Dataset rows =

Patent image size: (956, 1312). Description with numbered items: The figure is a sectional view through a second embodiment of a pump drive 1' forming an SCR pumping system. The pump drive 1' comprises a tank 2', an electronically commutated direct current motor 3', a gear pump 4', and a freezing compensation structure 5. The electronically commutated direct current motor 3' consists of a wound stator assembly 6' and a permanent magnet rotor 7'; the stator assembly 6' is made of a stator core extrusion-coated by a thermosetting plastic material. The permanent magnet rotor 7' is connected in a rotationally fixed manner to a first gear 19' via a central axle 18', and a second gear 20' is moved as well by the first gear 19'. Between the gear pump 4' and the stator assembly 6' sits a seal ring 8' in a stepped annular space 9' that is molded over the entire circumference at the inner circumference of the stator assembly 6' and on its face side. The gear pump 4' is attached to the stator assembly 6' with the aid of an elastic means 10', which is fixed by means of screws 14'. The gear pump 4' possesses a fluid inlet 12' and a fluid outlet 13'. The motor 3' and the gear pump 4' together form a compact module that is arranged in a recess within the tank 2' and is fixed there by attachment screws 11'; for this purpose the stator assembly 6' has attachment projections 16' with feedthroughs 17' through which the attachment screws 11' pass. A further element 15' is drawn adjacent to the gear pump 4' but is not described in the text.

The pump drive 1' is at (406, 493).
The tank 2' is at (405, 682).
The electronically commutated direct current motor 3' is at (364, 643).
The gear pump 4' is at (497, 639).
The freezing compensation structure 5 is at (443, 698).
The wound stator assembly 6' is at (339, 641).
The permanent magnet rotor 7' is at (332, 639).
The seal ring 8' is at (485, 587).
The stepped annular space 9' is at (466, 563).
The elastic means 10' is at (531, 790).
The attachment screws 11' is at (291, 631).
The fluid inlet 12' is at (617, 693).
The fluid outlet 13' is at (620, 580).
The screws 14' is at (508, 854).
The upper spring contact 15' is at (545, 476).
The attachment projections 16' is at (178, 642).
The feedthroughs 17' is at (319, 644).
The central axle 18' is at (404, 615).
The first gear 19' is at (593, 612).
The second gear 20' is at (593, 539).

Task prompt = Copy out the entries word for word, from the first line through the line that contains "The central axle 18' is at (404, 615).".

Written solution =
Patent image size: (956, 1312). Description with numbered items: The figure is a sectional view through a second embodiment of a pump drive 1' forming an SCR pumping system. The pump drive 1' comprises a tank 2', an electronically commutated direct current motor 3', a gear pump 4', and a freezing compensation structure 5. The electronically commutated direct current motor 3' consists of a wound stator assembly 6' and a permanent magnet rotor 7'; the stator assembly 6' is made of a stator core extrusion-coated by a thermosetting plastic material. The permanent magnet rotor 7' is connected in a rotationally fixed manner to a first gear 19' via a central axle 18', and a second gear 20' is moved as well by the first gear 19'. Between the gear pump 4' and the stator assembly 6' sits a seal ring 8' in a stepped annular space 9' that is molded over the entire circumference at the inner circumference of the stator assembly 6' and on its face side. The gear pump 4' is attached to the stator assembly 6' with the aid of an elastic means 10', which is fixed by means of screws 14'. The gear pump 4' possesses a fluid inlet 12' and a fluid outlet 13'. The motor 3' and the gear pump 4' together form a compact module that is arranged in a recess within the tank 2' and is fixed there by attachment screws 11'; for this purpose the stator assembly 6' has attachment projections 16' with feedthroughs 17' through which the attachment screws 11' pass. A further element 15' is drawn adjacent to the gear pump 4' but is not described in the text.

The pump drive 1' is at (406, 493).
The tank 2' is at (405, 682).
The electronically commutated direct current motor 3' is at (364, 643).
The gear pump 4' is at (497, 639).
The freezing compensation structure 5 is at (443, 698).
The wound stator assembly 6' is at (339, 641).
The permanent magnet rotor 7' is at (332, 639).
The seal ring 8' is at (485, 587).
The stepped annular space 9' is at (466, 563).
The elastic means 10' is at (531, 790).
The attachment screws 11' is at (291, 631).
The fluid inlet 12' is at (617, 693).
The fluid outlet 13' is at (620, 580).
The screws 14' is at (508, 854).
The upper spring contact 15' is at (545, 476).
The attachment projections 16' is at (178, 642).
The feedthroughs 17' is at (319, 644).
The central axle 18' is at (404, 615).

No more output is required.